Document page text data

::::

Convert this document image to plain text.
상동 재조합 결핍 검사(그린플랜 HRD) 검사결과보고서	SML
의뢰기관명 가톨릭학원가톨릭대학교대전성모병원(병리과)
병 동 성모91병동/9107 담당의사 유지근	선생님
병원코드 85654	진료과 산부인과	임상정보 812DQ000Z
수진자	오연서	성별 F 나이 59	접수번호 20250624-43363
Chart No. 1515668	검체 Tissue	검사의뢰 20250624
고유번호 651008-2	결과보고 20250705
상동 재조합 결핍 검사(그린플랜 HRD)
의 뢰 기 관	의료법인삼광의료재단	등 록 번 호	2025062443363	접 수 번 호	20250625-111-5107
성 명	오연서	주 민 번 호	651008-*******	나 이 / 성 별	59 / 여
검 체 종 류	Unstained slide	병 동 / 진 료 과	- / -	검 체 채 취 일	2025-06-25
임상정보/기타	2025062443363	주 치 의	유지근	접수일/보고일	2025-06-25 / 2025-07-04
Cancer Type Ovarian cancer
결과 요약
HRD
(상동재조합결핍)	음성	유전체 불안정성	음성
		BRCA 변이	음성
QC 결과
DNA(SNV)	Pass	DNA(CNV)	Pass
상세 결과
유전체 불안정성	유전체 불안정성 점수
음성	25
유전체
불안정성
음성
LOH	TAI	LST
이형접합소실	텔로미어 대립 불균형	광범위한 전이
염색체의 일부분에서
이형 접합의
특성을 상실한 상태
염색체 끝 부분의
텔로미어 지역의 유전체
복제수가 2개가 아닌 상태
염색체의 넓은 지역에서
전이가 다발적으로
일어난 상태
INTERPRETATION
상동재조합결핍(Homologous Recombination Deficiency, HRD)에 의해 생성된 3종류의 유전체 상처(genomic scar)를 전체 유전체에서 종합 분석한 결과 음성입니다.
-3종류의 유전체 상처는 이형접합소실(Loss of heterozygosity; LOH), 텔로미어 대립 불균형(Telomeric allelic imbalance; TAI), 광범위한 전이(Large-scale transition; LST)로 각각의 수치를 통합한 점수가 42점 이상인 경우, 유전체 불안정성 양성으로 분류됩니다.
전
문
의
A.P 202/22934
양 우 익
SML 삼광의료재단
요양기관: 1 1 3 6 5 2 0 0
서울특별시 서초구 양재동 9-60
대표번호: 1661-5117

::::

» **PROBLEM STATEMENT**: Among the lines above, find those containing the word "텔로미어" and copy each.

» **OUTPUT OF THE TASK**:
이형접합소실	텔로미어 대립 불균형	광범위한 전이
텔로미어 지역의 유전체
-3종류의 유전체 상처는 이형접합소실(Loss of heterozygosity; LOH), 텔로미어 대립 불균형(Telomeric allelic imbalance; TAI), 광범위한 전이(Large-scale transition; LST)로 각각의 수치를 통합한 점수가 42점 이상인 경우, 유전체 불안정성 양성으로 분류됩니다.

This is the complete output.